WHAT TO DO :: Reproduce the lines of the material exactly, excluding every image.

SUPPLIED DATA ::
▬▬▬▬▬▬

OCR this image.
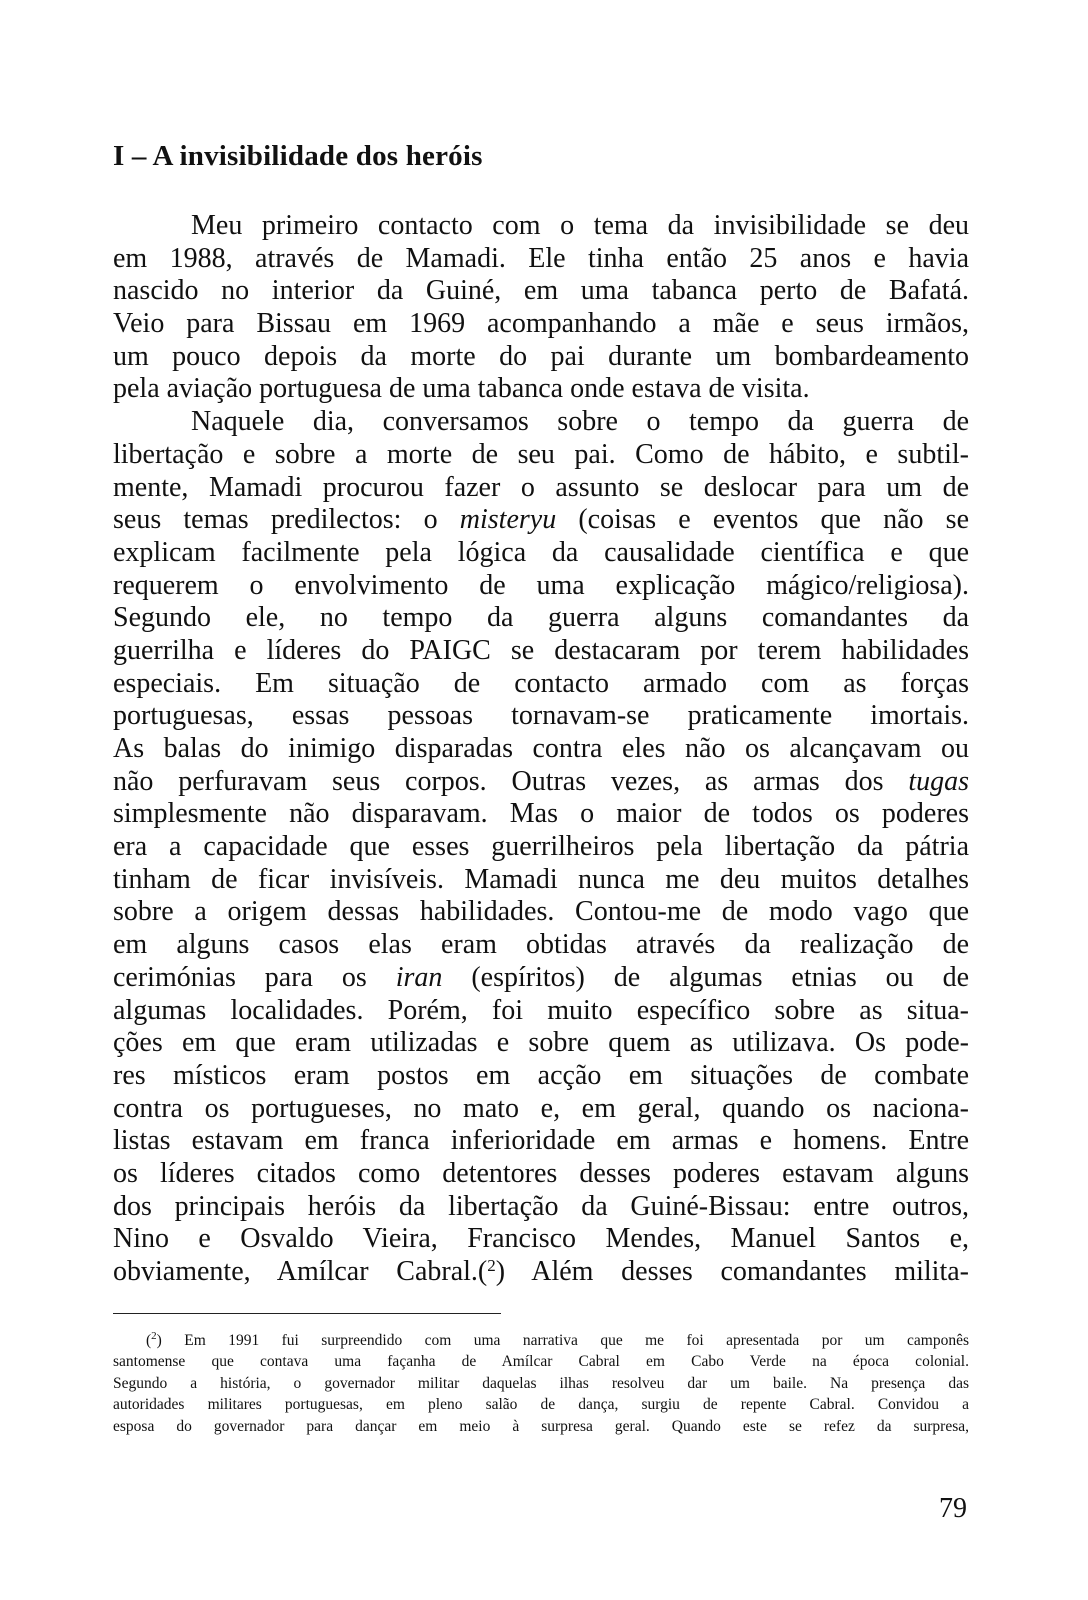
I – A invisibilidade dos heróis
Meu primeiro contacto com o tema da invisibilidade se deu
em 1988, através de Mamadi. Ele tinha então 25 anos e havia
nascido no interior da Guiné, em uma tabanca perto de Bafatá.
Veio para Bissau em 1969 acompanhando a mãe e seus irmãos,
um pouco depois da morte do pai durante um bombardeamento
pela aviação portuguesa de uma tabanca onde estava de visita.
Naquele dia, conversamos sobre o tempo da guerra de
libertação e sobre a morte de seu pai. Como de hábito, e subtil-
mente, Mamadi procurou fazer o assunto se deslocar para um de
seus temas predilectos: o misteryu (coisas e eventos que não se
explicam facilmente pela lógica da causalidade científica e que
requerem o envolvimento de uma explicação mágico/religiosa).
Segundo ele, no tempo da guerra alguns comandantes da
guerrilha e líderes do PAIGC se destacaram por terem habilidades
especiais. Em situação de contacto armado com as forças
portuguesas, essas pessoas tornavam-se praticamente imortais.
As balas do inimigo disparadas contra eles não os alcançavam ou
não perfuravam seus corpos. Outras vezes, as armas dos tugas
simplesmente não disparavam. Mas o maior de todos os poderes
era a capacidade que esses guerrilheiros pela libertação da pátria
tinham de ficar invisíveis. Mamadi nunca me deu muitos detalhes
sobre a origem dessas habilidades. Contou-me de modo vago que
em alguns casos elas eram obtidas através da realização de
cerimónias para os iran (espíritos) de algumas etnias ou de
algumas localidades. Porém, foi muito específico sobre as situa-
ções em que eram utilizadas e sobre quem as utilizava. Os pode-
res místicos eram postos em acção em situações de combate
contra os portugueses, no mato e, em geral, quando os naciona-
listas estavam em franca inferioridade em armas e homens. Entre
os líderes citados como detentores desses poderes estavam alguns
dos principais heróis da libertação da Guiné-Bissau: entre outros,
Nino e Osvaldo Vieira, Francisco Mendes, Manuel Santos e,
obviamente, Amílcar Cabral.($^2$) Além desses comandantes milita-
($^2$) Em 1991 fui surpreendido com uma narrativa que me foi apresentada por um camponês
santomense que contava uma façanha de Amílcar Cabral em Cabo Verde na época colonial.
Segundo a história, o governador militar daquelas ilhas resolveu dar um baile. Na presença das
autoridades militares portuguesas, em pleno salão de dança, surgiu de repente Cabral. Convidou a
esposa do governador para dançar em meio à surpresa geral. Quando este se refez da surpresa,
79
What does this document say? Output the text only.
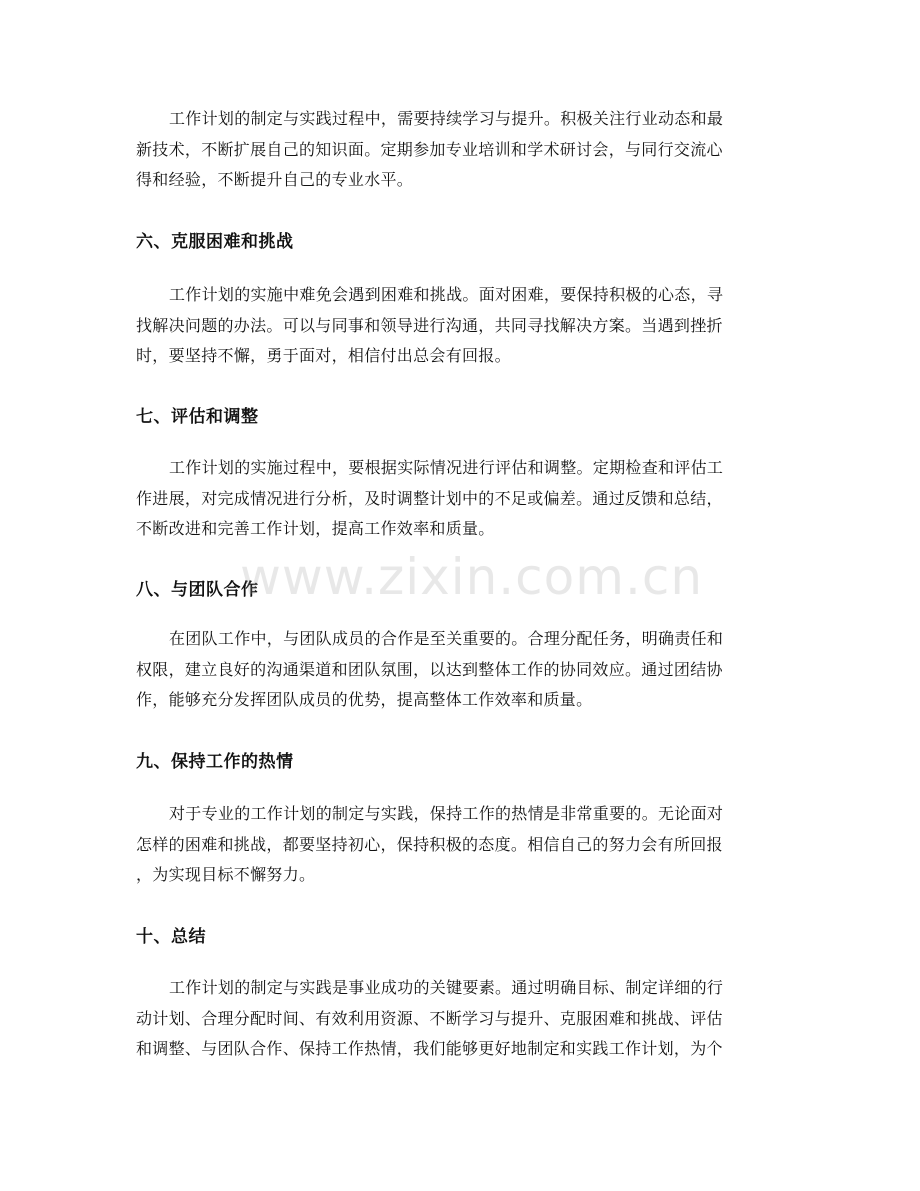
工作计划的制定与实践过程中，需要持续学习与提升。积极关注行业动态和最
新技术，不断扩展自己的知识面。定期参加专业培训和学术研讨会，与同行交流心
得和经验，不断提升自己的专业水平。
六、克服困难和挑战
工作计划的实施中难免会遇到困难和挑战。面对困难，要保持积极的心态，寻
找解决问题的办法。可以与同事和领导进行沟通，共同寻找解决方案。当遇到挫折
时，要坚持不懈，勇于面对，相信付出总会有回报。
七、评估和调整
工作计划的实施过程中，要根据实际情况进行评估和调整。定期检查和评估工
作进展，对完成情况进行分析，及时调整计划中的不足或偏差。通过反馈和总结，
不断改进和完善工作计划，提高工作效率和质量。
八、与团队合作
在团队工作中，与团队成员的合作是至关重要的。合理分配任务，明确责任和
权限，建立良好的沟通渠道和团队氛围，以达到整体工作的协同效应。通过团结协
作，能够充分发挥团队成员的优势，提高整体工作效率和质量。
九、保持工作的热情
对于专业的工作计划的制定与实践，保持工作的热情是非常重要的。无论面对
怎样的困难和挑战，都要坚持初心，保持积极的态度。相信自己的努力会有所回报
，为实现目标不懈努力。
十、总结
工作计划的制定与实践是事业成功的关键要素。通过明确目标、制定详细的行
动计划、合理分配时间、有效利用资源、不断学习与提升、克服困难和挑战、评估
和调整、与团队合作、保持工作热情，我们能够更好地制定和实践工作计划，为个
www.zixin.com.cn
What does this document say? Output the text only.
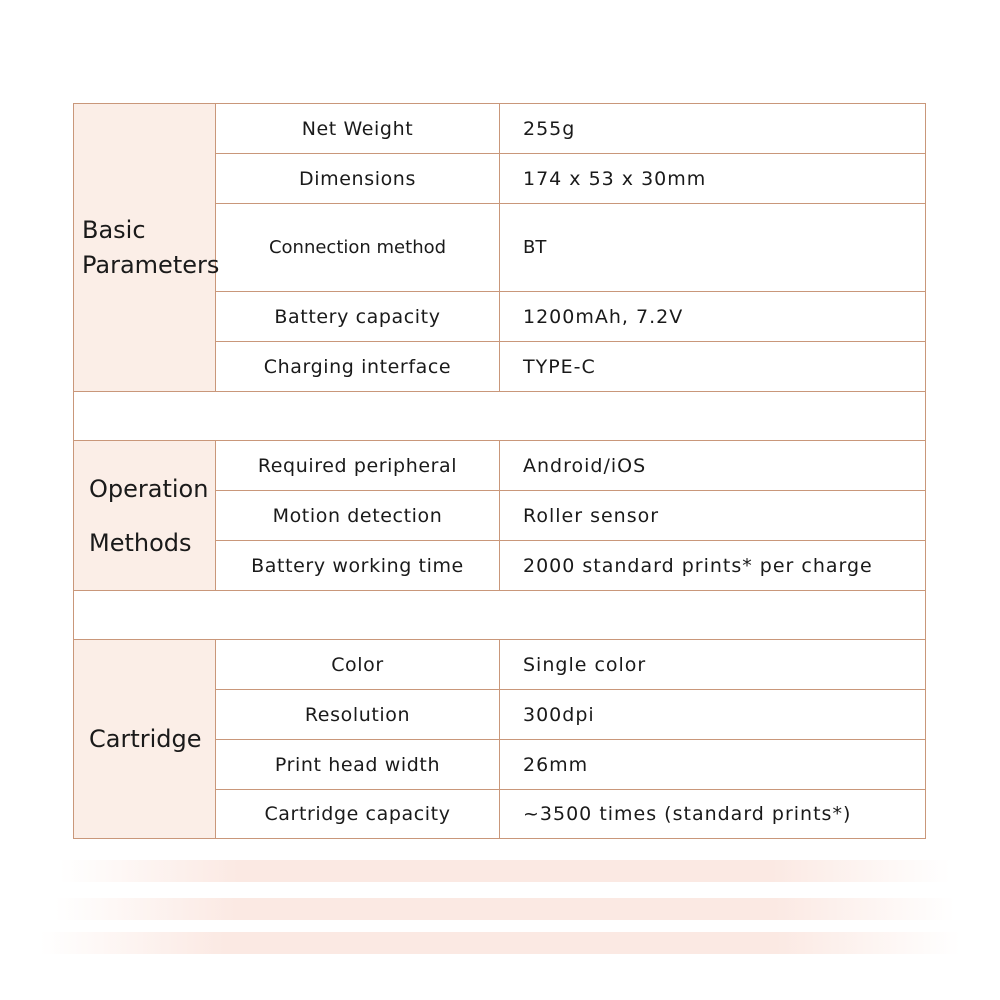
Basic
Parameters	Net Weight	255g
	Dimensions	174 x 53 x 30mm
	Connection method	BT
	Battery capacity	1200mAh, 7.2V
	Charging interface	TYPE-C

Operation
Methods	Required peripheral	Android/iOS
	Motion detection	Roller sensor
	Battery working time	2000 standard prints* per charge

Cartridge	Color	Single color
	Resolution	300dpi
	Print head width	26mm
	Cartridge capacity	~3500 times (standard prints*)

▬▬▬▬▬▬

EXERCISE RESPONSE ::
OCR this image.
I – A invisibilidade dos heróis
Meu primeiro contacto com o tema da invisibilidade se deu
em 1988, através de Mamadi. Ele tinha então 25 anos e havia
nascido no interior da Guiné, em uma tabanca perto de Bafatá.
Veio para Bissau em 1969 acompanhando a mãe e seus irmãos,
um pouco depois da morte do pai durante um bombardeamento
pela aviação portuguesa de uma tabanca onde estava de visita.
Naquele dia, conversamos sobre o tempo da guerra de
libertação e sobre a morte de seu pai. Como de hábito, e subtil-
mente, Mamadi procurou fazer o assunto se deslocar para um de
seus temas predilectos: o misteryu (coisas e eventos que não se
explicam facilmente pela lógica da causalidade científica e que
requerem o envolvimento de uma explicação mágico/religiosa).
Segundo ele, no tempo da guerra alguns comandantes da
guerrilha e líderes do PAIGC se destacaram por terem habilidades
especiais. Em situação de contacto armado com as forças
portuguesas, essas pessoas tornavam-se praticamente imortais.
As balas do inimigo disparadas contra eles não os alcançavam ou
não perfuravam seus corpos. Outras vezes, as armas dos tugas
simplesmente não disparavam. Mas o maior de todos os poderes
era a capacidade que esses guerrilheiros pela libertação da pátria
tinham de ficar invisíveis. Mamadi nunca me deu muitos detalhes
sobre a origem dessas habilidades. Contou-me de modo vago que
em alguns casos elas eram obtidas através da realização de
cerimónias para os iran (espíritos) de algumas etnias ou de
algumas localidades. Porém, foi muito específico sobre as situa-
ções em que eram utilizadas e sobre quem as utilizava. Os pode-
res místicos eram postos em acção em situações de combate
contra os portugueses, no mato e, em geral, quando os naciona-
listas estavam em franca inferioridade em armas e homens. Entre
os líderes citados como detentores desses poderes estavam alguns
dos principais heróis da libertação da Guiné-Bissau: entre outros,
Nino e Osvaldo Vieira, Francisco Mendes, Manuel Santos e,
obviamente, Amílcar Cabral.($^2$) Além desses comandantes milita-
($^2$) Em 1991 fui surpreendido com uma narrativa que me foi apresentada por um camponês
santomense que contava uma façanha de Amílcar Cabral em Cabo Verde na época colonial.
Segundo a história, o governador militar daquelas ilhas resolveu dar um baile. Na presença das
autoridades militares portuguesas, em pleno salão de dança, surgiu de repente Cabral. Convidou a
esposa do governador para dançar em meio à surpresa geral. Quando este se refez da surpresa,
79
What does this document say? Output the text only.
工作计划的制定与实践过程中，需要持续学习与提升。积极关注行业动态和最
新技术，不断扩展自己的知识面。定期参加专业培训和学术研讨会，与同行交流心
得和经验，不断提升自己的专业水平。
六、克服困难和挑战
工作计划的实施中难免会遇到困难和挑战。面对困难，要保持积极的心态，寻
找解决问题的办法。可以与同事和领导进行沟通，共同寻找解决方案。当遇到挫折
时，要坚持不懈，勇于面对，相信付出总会有回报。
七、评估和调整
工作计划的实施过程中，要根据实际情况进行评估和调整。定期检查和评估工
作进展，对完成情况进行分析，及时调整计划中的不足或偏差。通过反馈和总结，
不断改进和完善工作计划，提高工作效率和质量。
八、与团队合作
在团队工作中，与团队成员的合作是至关重要的。合理分配任务，明确责任和
权限，建立良好的沟通渠道和团队氛围，以达到整体工作的协同效应。通过团结协
作，能够充分发挥团队成员的优势，提高整体工作效率和质量。
九、保持工作的热情
对于专业的工作计划的制定与实践，保持工作的热情是非常重要的。无论面对
怎样的困难和挑战，都要坚持初心，保持积极的态度。相信自己的努力会有所回报
，为实现目标不懈努力。
十、总结
工作计划的制定与实践是事业成功的关键要素。通过明确目标、制定详细的行
动计划、合理分配时间、有效利用资源、不断学习与提升、克服困难和挑战、评估
和调整、与团队合作、保持工作热情，我们能够更好地制定和实践工作计划，为个
www.zixin.com.cn
What does this document say? Output the text only.
Basic
Parameters	Net Weight	255g
	Dimensions	174 x 53 x 30mm
	Connection method	BT
	Battery capacity	1200mAh, 7.2V
	Charging interface	TYPE-C

Operation
Methods	Required peripheral	Android/iOS
	Motion detection	Roller sensor
	Battery working time	2000 standard prints* per charge

Cartridge	Color	Single color
	Resolution	300dpi
	Print head width	26mm
	Cartridge capacity	~3500 times (standard prints*)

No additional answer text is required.